* Problem requirements
Lift out all lines below that contain "Where".

* Material for the task
-*-*-
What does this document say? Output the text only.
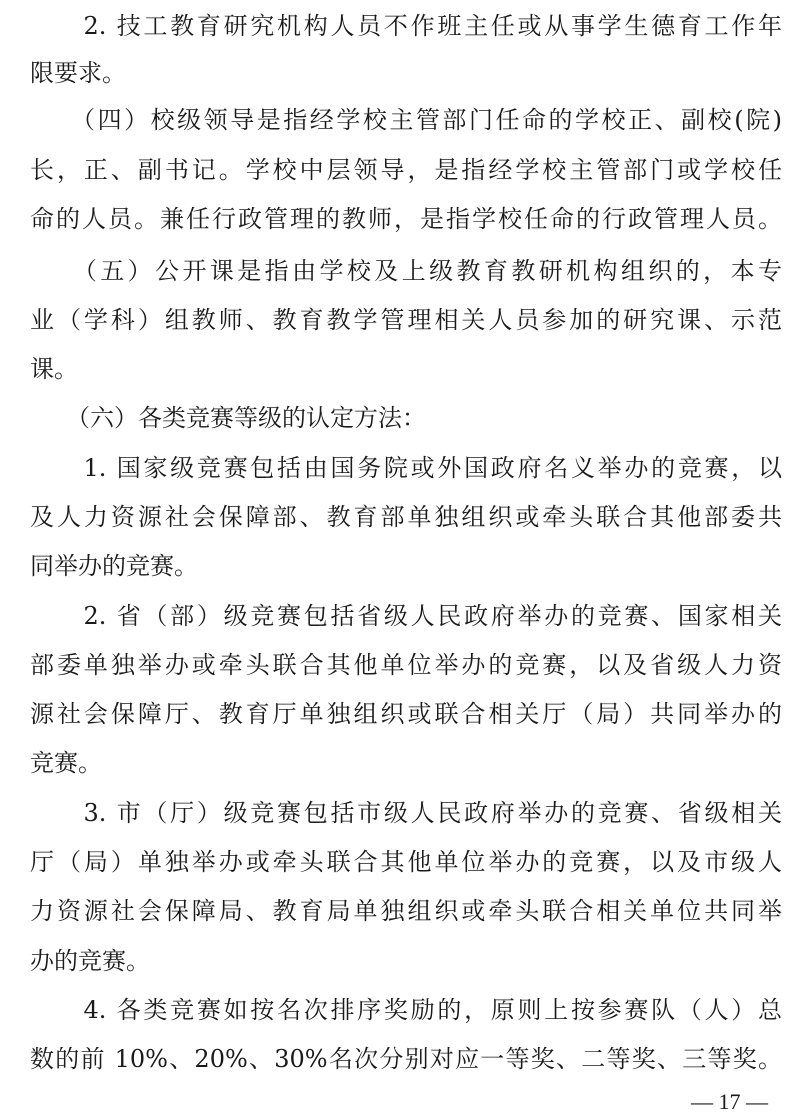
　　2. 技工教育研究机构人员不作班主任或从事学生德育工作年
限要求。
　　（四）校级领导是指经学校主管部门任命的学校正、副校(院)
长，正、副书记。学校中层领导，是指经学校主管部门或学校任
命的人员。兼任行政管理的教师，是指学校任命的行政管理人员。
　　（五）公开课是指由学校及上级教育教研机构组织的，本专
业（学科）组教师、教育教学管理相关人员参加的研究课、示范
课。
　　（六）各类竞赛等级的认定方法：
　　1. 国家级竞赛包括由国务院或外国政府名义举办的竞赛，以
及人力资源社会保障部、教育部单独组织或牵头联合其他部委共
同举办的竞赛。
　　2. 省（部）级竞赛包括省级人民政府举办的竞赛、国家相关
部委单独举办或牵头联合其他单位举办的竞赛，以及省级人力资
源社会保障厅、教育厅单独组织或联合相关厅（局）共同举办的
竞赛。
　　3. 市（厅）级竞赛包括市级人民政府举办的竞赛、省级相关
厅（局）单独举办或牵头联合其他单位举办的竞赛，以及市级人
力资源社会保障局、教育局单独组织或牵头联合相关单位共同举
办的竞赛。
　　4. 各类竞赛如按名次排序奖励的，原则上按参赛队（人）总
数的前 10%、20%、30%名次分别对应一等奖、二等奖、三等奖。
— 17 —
-*-*-
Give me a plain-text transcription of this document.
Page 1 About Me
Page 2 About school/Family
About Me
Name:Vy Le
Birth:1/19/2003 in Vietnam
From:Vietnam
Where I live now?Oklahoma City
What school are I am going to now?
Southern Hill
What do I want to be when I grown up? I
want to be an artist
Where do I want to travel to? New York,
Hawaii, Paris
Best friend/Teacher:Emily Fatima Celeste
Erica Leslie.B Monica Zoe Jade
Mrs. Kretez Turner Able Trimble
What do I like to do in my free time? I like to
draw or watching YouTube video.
-*-*-
* Written solution
Where I live now?Oklahoma City
Where do I want to travel to? New York,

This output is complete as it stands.